Short problem: Please transcribe the data that follows without the pictures, keeping every word the same.

Data to process:
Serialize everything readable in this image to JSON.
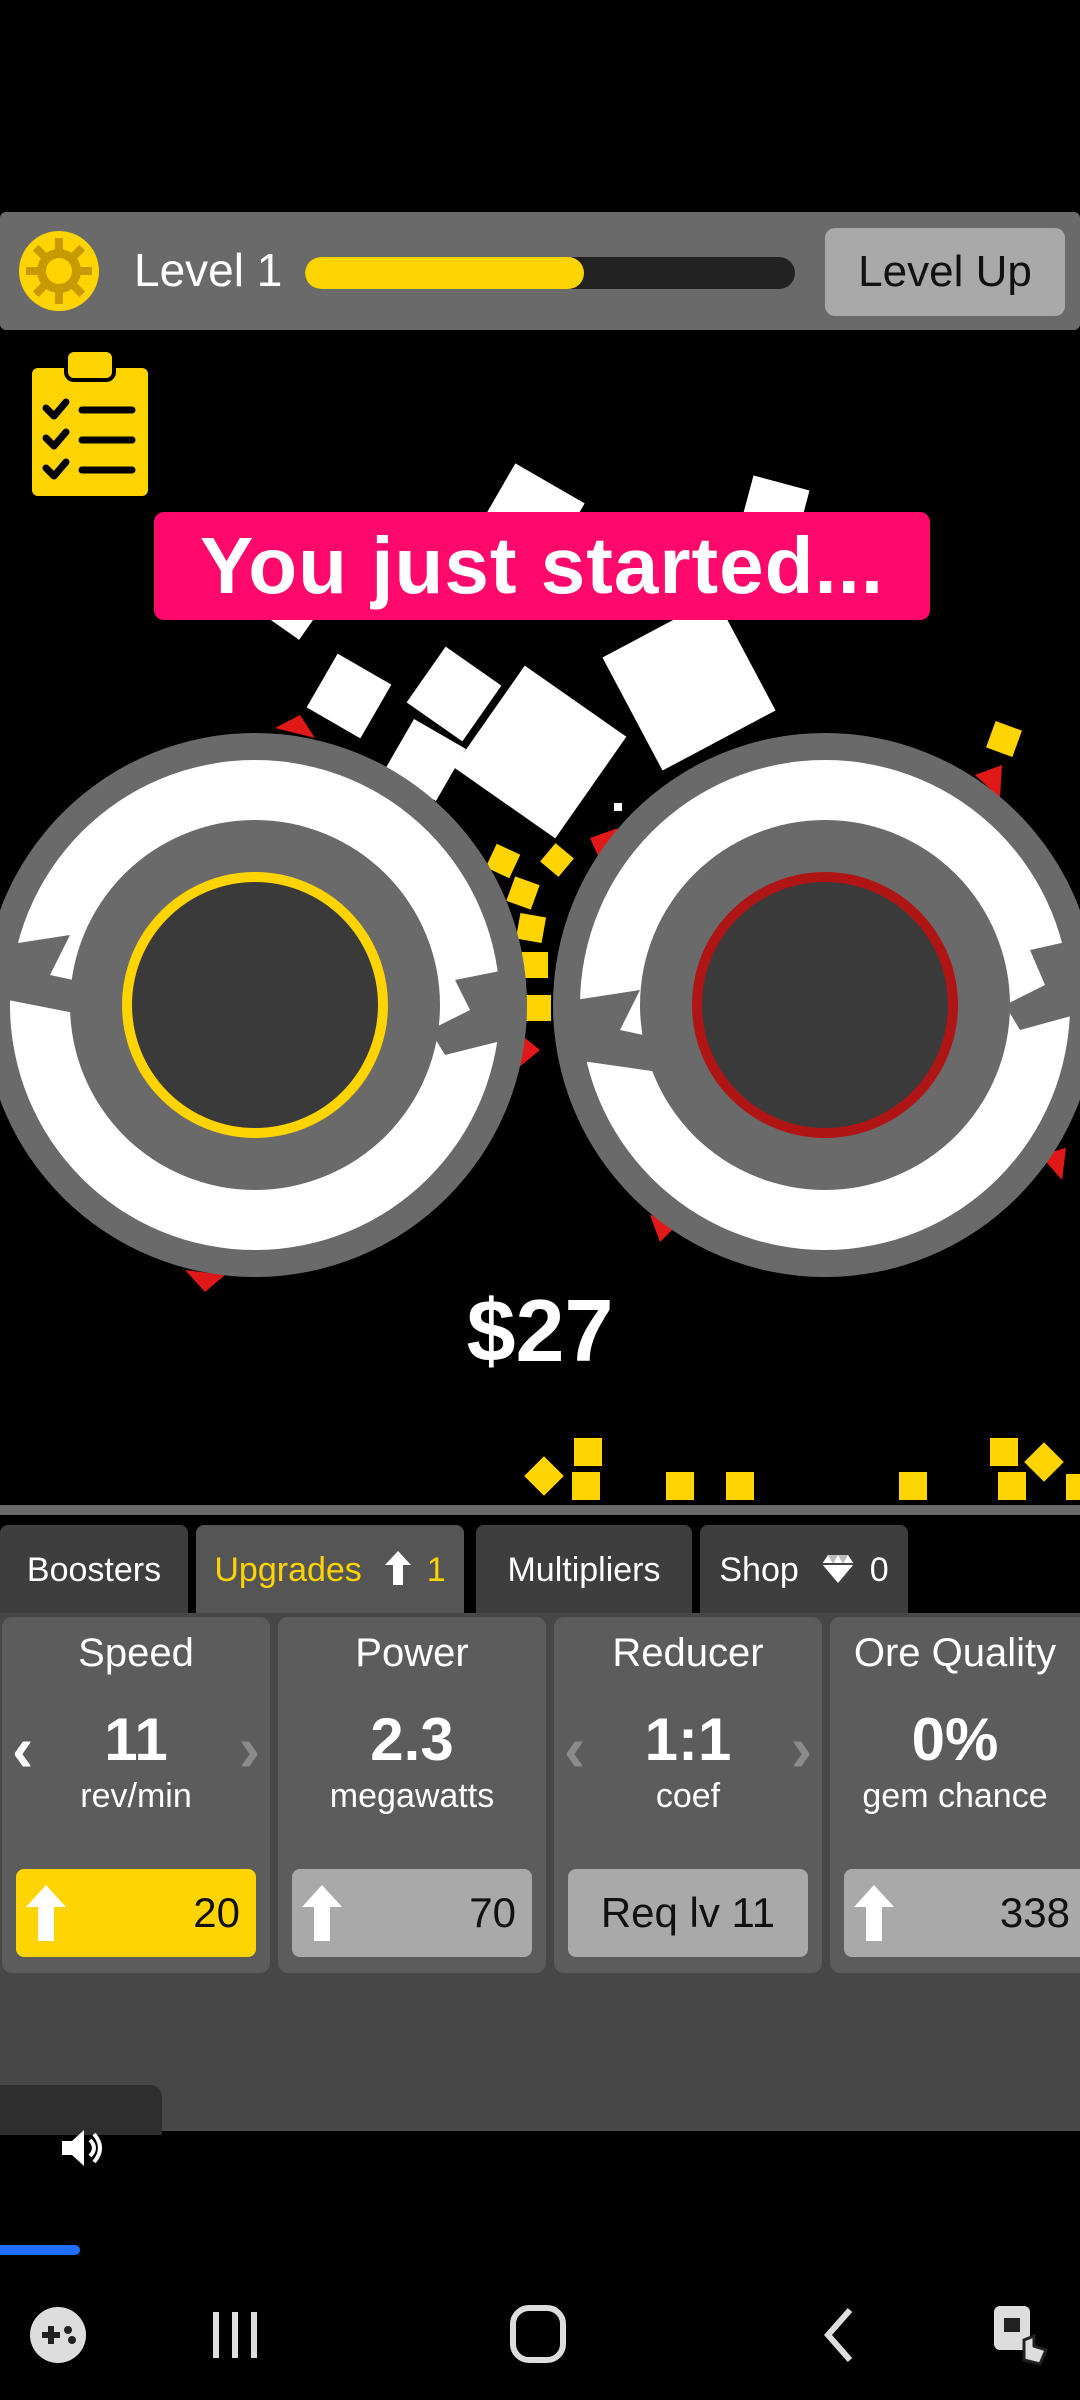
{
  "top_bar": {
    "level_label": "Level 1",
    "level_progress": 0.57,
    "level_up_label": "Level Up"
  },
  "banner": {
    "text": "You just started..."
  },
  "money": {
    "text": "$27"
  },
  "tabs": [
    {
      "label": "Boosters"
    },
    {
      "label": "Upgrades",
      "badge": "1",
      "icon": "up-arrow-icon"
    },
    {
      "label": "Multipliers"
    },
    {
      "label": "Shop",
      "badge": "0",
      "icon": "gem-icon"
    }
  ],
  "cards": [
    {
      "title": "Speed",
      "value": "11",
      "unit": "rev/min",
      "button": "20"
    },
    {
      "title": "Power",
      "value": "2.3",
      "unit": "megawatts",
      "button": "70"
    },
    {
      "title": "Reducer",
      "value": "1:1",
      "unit": "coef",
      "button": "Req lv 11"
    },
    {
      "title": "Ore Quality",
      "value": "0%",
      "unit": "gem chance",
      "button": "338"
    }
  ],
  "colors": {
    "accent_yellow": "#ffd400",
    "banner_pink": "#ff0a6c",
    "ring_red": "#b01515"
  }
}
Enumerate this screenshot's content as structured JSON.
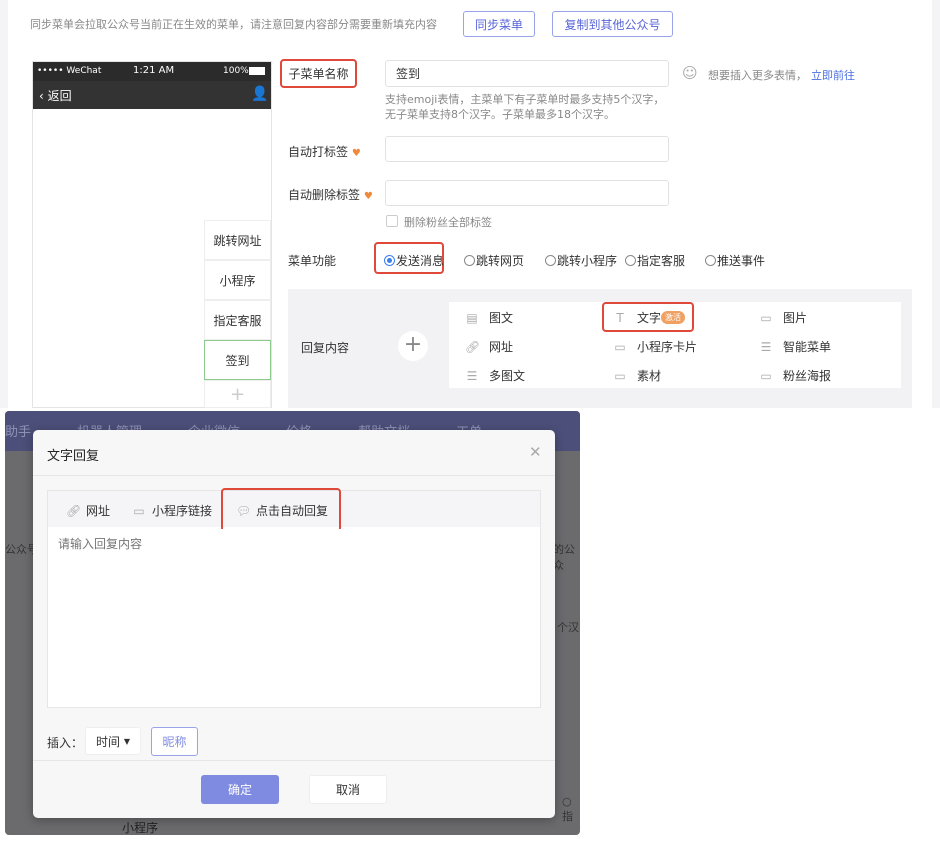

Exercise result:
Serialize everything readable in this image to JSON.
{
  "top_bar": {
    "level_label": "Level 1",
    "level_progress": 0.57,
    "level_up_label": "Level Up"
  },
  "banner": {
    "text": "You just started..."
  },
  "money": {
    "text": "$27"
  },
  "tabs": [
    {
      "label": "Boosters"
    },
    {
      "label": "Upgrades",
      "badge": "1",
      "icon": "up-arrow-icon"
    },
    {
      "label": "Multipliers"
    },
    {
      "label": "Shop",
      "badge": "0",
      "icon": "gem-icon"
    }
  ],
  "cards": [
    {
      "title": "Speed",
      "value": "11",
      "unit": "rev/min",
      "button": "20"
    },
    {
      "title": "Power",
      "value": "2.3",
      "unit": "megawatts",
      "button": "70"
    },
    {
      "title": "Reducer",
      "value": "1:1",
      "unit": "coef",
      "button": "Req lv 11"
    },
    {
      "title": "Ore Quality",
      "value": "0%",
      "unit": "gem chance",
      "button": "338"
    }
  ],
  "colors": {
    "accent_yellow": "#ffd400",
    "banner_pink": "#ff0a6c",
    "ring_red": "#b01515"
  }
}
Enumerate this screenshot's content as structured JSON.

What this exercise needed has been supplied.